* PROBLEM: Collect each line holding the string "legend".
··········
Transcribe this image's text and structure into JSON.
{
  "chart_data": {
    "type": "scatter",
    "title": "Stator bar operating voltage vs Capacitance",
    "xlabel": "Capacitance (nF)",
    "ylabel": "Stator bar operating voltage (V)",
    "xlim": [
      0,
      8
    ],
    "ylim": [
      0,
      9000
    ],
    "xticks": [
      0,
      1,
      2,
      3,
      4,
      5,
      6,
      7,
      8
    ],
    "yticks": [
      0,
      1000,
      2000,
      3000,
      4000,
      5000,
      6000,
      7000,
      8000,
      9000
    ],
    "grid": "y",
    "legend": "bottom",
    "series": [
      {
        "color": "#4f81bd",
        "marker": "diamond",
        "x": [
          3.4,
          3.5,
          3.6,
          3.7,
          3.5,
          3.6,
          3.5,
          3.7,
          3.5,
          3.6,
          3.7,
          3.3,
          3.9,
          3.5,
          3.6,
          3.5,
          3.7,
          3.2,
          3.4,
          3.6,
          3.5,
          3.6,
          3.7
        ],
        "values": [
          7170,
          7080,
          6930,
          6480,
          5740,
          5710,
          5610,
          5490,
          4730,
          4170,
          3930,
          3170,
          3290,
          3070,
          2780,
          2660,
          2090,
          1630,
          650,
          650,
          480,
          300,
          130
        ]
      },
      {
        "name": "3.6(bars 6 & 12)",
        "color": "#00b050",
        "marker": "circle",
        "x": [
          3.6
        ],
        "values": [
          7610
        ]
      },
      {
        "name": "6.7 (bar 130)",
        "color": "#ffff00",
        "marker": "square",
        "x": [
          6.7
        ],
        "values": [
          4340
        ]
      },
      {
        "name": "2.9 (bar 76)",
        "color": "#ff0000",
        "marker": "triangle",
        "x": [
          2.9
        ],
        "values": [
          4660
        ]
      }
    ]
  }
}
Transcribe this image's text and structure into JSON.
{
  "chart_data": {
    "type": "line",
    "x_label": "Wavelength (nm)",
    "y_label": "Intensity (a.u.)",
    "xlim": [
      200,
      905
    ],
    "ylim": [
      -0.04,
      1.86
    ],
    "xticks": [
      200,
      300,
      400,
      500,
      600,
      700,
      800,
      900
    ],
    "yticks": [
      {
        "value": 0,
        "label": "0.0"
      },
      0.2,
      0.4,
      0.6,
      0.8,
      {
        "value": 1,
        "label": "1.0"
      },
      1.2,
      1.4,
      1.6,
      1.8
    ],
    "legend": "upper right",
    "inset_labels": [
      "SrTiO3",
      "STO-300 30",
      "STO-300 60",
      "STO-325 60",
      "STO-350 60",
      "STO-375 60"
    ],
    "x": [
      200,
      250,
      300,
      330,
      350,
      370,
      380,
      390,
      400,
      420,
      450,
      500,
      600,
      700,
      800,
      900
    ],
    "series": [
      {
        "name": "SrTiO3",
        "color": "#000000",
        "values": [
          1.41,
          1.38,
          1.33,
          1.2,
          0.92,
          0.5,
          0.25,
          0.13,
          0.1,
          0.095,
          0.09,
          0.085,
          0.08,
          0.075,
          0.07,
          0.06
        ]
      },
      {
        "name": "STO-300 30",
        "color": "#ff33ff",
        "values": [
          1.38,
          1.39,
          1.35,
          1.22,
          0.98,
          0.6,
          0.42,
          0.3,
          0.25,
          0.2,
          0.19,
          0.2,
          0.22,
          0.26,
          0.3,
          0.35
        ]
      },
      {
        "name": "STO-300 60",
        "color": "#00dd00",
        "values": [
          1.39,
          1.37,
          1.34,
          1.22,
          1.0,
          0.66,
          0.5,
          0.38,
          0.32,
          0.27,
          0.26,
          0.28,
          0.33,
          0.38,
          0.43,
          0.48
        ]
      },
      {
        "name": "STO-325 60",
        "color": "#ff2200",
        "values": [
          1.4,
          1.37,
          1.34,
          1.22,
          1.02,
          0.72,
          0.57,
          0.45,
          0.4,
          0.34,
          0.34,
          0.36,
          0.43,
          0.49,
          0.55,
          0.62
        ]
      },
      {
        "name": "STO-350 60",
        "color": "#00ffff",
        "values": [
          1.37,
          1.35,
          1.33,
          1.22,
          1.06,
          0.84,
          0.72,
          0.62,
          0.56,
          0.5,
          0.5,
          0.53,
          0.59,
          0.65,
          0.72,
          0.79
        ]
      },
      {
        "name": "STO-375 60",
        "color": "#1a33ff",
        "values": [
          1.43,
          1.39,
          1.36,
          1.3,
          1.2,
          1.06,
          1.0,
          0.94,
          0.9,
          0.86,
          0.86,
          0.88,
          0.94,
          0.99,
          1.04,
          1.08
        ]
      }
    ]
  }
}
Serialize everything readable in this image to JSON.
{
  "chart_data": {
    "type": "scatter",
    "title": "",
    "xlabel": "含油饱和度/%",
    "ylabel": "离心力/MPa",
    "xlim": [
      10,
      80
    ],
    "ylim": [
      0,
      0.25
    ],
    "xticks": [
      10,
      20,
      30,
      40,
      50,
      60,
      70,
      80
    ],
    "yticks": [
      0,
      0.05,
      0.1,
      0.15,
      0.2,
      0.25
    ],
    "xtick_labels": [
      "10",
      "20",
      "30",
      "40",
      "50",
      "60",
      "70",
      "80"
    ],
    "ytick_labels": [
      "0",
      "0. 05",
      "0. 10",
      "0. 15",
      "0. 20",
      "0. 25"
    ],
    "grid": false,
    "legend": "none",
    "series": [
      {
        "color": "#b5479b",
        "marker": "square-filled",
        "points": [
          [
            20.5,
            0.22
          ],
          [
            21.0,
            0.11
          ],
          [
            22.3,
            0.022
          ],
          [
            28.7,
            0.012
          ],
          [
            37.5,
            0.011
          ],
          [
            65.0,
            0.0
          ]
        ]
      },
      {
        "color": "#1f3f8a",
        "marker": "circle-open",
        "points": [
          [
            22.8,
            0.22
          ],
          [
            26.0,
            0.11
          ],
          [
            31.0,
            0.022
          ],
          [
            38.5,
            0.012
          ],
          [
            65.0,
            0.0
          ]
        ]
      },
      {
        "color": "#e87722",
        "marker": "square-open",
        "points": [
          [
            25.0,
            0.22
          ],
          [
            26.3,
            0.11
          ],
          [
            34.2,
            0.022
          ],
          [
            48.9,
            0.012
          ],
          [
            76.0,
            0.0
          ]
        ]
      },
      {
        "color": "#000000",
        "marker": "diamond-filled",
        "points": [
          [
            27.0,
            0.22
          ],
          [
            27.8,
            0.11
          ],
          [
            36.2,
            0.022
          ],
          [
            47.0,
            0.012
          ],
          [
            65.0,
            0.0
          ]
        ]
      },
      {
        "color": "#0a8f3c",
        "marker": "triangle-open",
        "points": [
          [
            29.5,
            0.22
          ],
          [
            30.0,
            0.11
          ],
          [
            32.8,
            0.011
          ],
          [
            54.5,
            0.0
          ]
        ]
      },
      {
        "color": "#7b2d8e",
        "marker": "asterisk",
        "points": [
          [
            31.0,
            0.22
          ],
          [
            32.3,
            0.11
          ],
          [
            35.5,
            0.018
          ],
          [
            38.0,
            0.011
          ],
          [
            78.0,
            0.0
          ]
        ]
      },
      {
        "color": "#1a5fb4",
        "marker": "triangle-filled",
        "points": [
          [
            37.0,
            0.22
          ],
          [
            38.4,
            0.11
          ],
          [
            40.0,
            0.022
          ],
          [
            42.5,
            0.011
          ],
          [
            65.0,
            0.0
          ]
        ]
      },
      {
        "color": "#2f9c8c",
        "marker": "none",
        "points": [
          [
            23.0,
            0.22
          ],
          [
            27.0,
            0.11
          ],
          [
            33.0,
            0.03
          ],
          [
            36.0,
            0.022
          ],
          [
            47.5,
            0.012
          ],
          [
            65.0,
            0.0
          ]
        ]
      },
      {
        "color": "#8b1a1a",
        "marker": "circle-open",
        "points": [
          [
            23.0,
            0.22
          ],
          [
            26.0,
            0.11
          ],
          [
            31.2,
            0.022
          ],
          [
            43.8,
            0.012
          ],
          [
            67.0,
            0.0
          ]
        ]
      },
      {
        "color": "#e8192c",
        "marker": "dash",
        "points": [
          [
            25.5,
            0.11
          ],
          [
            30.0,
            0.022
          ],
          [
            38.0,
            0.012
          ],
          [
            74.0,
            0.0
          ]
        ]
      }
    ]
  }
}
··········
* TASK RESULT:
    "legend": "bottom",
    "legend": "upper right",
    "legend": "none",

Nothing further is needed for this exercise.